#### EXTRACTED RECORDS

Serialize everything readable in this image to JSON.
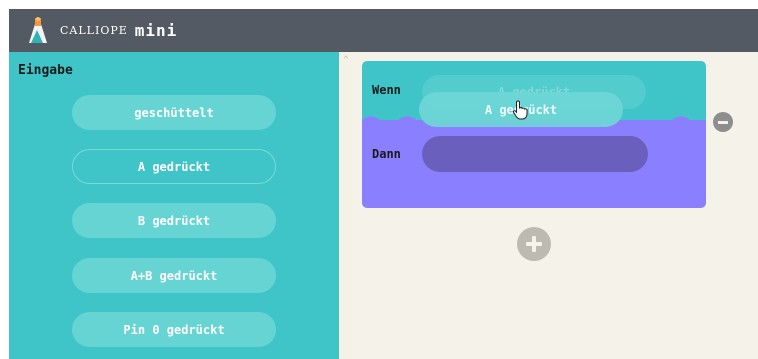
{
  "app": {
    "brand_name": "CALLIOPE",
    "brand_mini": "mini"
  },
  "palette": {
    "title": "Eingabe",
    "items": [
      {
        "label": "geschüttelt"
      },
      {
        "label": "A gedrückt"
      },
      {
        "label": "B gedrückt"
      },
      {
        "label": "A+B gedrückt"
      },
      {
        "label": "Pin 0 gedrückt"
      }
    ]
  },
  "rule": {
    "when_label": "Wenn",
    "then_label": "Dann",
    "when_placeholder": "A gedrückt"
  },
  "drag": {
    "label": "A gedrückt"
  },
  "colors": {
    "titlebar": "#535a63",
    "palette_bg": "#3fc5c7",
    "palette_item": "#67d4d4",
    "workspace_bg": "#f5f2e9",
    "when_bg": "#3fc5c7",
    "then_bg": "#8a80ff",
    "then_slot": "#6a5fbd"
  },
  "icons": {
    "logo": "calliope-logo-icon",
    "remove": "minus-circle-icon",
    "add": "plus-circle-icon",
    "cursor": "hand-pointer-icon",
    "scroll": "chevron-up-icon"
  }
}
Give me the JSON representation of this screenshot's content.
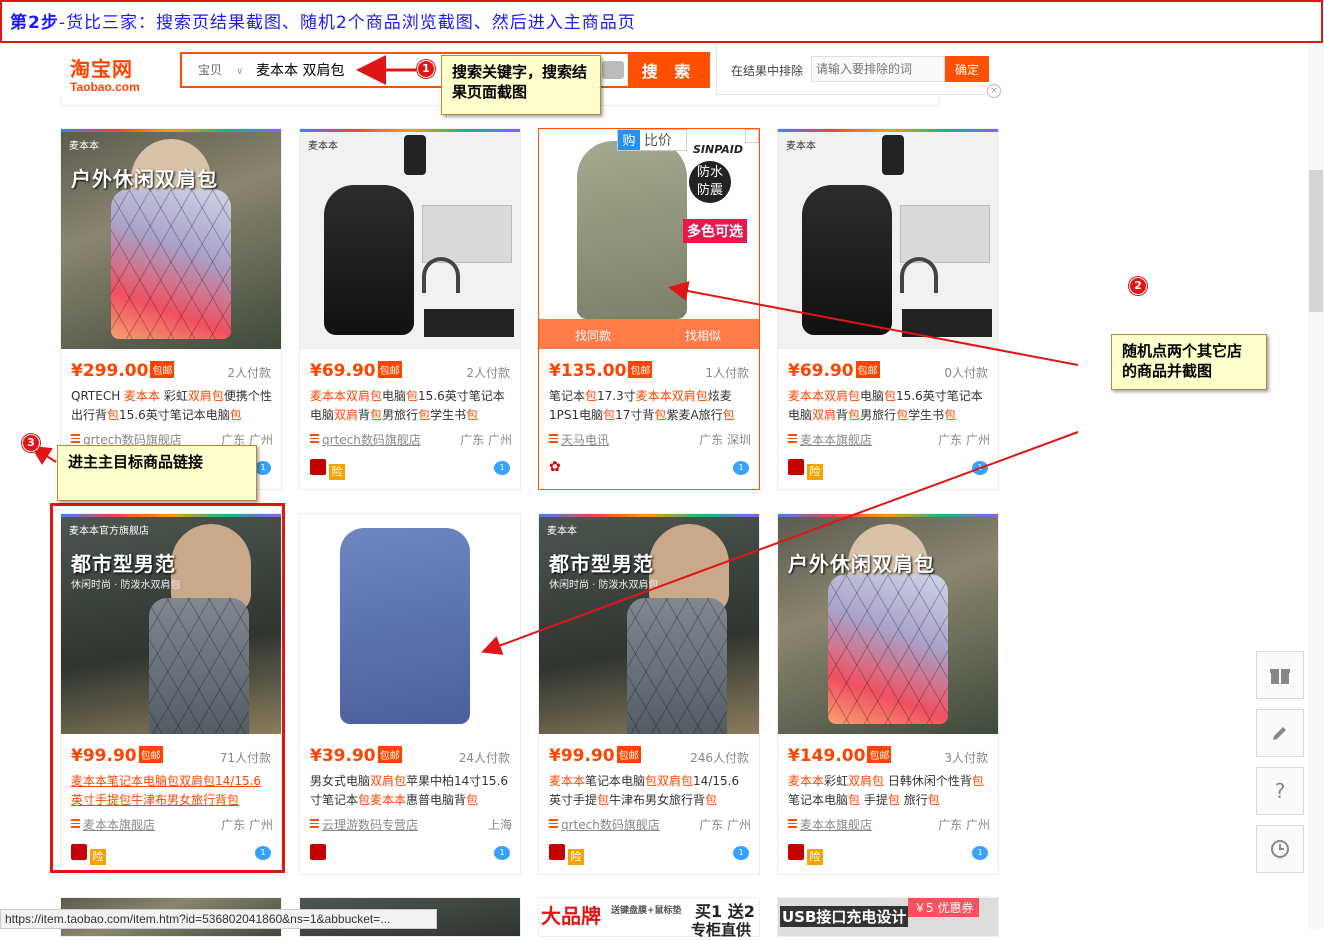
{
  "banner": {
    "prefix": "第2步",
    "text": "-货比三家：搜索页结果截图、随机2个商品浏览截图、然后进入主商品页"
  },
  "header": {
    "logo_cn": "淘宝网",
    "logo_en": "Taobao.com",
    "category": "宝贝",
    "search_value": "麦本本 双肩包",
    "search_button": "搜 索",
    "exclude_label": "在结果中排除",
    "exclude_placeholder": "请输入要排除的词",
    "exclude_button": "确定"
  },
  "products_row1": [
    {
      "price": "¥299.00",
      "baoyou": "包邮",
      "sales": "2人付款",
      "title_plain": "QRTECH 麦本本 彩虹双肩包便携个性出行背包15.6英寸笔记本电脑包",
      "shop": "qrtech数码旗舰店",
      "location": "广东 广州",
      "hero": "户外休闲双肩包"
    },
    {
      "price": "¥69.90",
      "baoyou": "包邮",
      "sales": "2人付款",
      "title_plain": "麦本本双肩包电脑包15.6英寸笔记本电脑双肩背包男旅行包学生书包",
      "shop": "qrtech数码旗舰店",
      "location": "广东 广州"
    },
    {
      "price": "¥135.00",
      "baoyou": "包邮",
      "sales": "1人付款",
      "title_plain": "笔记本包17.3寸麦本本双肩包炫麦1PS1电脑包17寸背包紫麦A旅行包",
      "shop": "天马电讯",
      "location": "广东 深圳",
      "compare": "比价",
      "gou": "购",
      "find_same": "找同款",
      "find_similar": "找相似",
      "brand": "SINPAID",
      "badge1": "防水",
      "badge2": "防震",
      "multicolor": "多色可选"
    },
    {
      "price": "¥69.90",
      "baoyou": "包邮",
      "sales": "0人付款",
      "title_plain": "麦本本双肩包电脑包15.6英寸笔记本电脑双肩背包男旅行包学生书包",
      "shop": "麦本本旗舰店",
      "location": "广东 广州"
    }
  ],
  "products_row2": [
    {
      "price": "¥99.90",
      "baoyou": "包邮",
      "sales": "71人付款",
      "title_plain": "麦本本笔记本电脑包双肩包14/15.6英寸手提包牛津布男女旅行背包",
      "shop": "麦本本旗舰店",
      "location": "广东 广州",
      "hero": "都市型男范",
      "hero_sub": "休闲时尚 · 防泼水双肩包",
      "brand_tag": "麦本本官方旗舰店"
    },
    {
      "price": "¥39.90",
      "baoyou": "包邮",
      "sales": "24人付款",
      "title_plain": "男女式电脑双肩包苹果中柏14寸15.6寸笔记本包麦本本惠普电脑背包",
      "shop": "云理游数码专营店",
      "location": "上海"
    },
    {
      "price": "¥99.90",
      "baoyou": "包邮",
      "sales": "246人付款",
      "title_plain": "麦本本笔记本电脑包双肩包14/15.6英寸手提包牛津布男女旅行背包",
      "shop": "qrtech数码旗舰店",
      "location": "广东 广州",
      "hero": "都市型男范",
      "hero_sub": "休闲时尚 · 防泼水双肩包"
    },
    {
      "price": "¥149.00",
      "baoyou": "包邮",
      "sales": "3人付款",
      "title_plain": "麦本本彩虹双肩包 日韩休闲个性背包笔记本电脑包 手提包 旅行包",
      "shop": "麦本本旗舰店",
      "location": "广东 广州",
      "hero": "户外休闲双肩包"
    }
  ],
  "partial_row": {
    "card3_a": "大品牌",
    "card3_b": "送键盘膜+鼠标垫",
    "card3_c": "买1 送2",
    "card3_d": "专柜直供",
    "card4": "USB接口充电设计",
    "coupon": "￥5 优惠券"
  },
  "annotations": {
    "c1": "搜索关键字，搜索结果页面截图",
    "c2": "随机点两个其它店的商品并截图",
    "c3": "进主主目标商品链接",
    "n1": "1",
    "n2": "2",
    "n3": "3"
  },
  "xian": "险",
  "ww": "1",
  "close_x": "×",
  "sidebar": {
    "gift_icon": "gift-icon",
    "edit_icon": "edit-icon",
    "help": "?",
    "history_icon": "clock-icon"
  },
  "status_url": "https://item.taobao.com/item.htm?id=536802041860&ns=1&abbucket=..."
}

#### PROBLEM DESCRIPTION
Give an exact reproduction of every line, leaving out any picture.

#### EXERCISE RESULT
Serialize everything readable in this image to JSON.
{
  "app": {
    "brand_name": "CALLIOPE",
    "brand_mini": "mini"
  },
  "palette": {
    "title": "Eingabe",
    "items": [
      {
        "label": "geschüttelt"
      },
      {
        "label": "A gedrückt"
      },
      {
        "label": "B gedrückt"
      },
      {
        "label": "A+B gedrückt"
      },
      {
        "label": "Pin 0 gedrückt"
      }
    ]
  },
  "rule": {
    "when_label": "Wenn",
    "then_label": "Dann",
    "when_placeholder": "A gedrückt"
  },
  "drag": {
    "label": "A gedrückt"
  },
  "colors": {
    "titlebar": "#535a63",
    "palette_bg": "#3fc5c7",
    "palette_item": "#67d4d4",
    "workspace_bg": "#f5f2e9",
    "when_bg": "#3fc5c7",
    "then_bg": "#8a80ff",
    "then_slot": "#6a5fbd"
  },
  "icons": {
    "logo": "calliope-logo-icon",
    "remove": "minus-circle-icon",
    "add": "plus-circle-icon",
    "cursor": "hand-pointer-icon",
    "scroll": "chevron-up-icon"
  }
}
Give me the JSON representation of this screenshot's content.
{
  "banner": {
    "prefix": "第2步",
    "text": "-货比三家：搜索页结果截图、随机2个商品浏览截图、然后进入主商品页"
  },
  "header": {
    "logo_cn": "淘宝网",
    "logo_en": "Taobao.com",
    "category": "宝贝",
    "search_value": "麦本本 双肩包",
    "search_button": "搜 索",
    "exclude_label": "在结果中排除",
    "exclude_placeholder": "请输入要排除的词",
    "exclude_button": "确定"
  },
  "products_row1": [
    {
      "price": "¥299.00",
      "baoyou": "包邮",
      "sales": "2人付款",
      "title_plain": "QRTECH 麦本本 彩虹双肩包便携个性出行背包15.6英寸笔记本电脑包",
      "shop": "qrtech数码旗舰店",
      "location": "广东 广州",
      "hero": "户外休闲双肩包"
    },
    {
      "price": "¥69.90",
      "baoyou": "包邮",
      "sales": "2人付款",
      "title_plain": "麦本本双肩包电脑包15.6英寸笔记本电脑双肩背包男旅行包学生书包",
      "shop": "qrtech数码旗舰店",
      "location": "广东 广州"
    },
    {
      "price": "¥135.00",
      "baoyou": "包邮",
      "sales": "1人付款",
      "title_plain": "笔记本包17.3寸麦本本双肩包炫麦1PS1电脑包17寸背包紫麦A旅行包",
      "shop": "天马电讯",
      "location": "广东 深圳",
      "compare": "比价",
      "gou": "购",
      "find_same": "找同款",
      "find_similar": "找相似",
      "brand": "SINPAID",
      "badge1": "防水",
      "badge2": "防震",
      "multicolor": "多色可选"
    },
    {
      "price": "¥69.90",
      "baoyou": "包邮",
      "sales": "0人付款",
      "title_plain": "麦本本双肩包电脑包15.6英寸笔记本电脑双肩背包男旅行包学生书包",
      "shop": "麦本本旗舰店",
      "location": "广东 广州"
    }
  ],
  "products_row2": [
    {
      "price": "¥99.90",
      "baoyou": "包邮",
      "sales": "71人付款",
      "title_plain": "麦本本笔记本电脑包双肩包14/15.6英寸手提包牛津布男女旅行背包",
      "shop": "麦本本旗舰店",
      "location": "广东 广州",
      "hero": "都市型男范",
      "hero_sub": "休闲时尚 · 防泼水双肩包",
      "brand_tag": "麦本本官方旗舰店"
    },
    {
      "price": "¥39.90",
      "baoyou": "包邮",
      "sales": "24人付款",
      "title_plain": "男女式电脑双肩包苹果中柏14寸15.6寸笔记本包麦本本惠普电脑背包",
      "shop": "云理游数码专营店",
      "location": "上海"
    },
    {
      "price": "¥99.90",
      "baoyou": "包邮",
      "sales": "246人付款",
      "title_plain": "麦本本笔记本电脑包双肩包14/15.6英寸手提包牛津布男女旅行背包",
      "shop": "qrtech数码旗舰店",
      "location": "广东 广州",
      "hero": "都市型男范",
      "hero_sub": "休闲时尚 · 防泼水双肩包"
    },
    {
      "price": "¥149.00",
      "baoyou": "包邮",
      "sales": "3人付款",
      "title_plain": "麦本本彩虹双肩包 日韩休闲个性背包笔记本电脑包 手提包 旅行包",
      "shop": "麦本本旗舰店",
      "location": "广东 广州",
      "hero": "户外休闲双肩包"
    }
  ],
  "partial_row": {
    "card3_a": "大品牌",
    "card3_b": "送键盘膜+鼠标垫",
    "card3_c": "买1 送2",
    "card3_d": "专柜直供",
    "card4": "USB接口充电设计",
    "coupon": "￥5 优惠券"
  },
  "annotations": {
    "c1": "搜索关键字，搜索结果页面截图",
    "c2": "随机点两个其它店的商品并截图",
    "c3": "进主主目标商品链接",
    "n1": "1",
    "n2": "2",
    "n3": "3"
  },
  "xian": "险",
  "ww": "1",
  "close_x": "×",
  "sidebar": {
    "gift_icon": "gift-icon",
    "edit_icon": "edit-icon",
    "help": "?",
    "history_icon": "clock-icon"
  },
  "status_url": "https://item.taobao.com/item.htm?id=536802041860&ns=1&abbucket=..."
}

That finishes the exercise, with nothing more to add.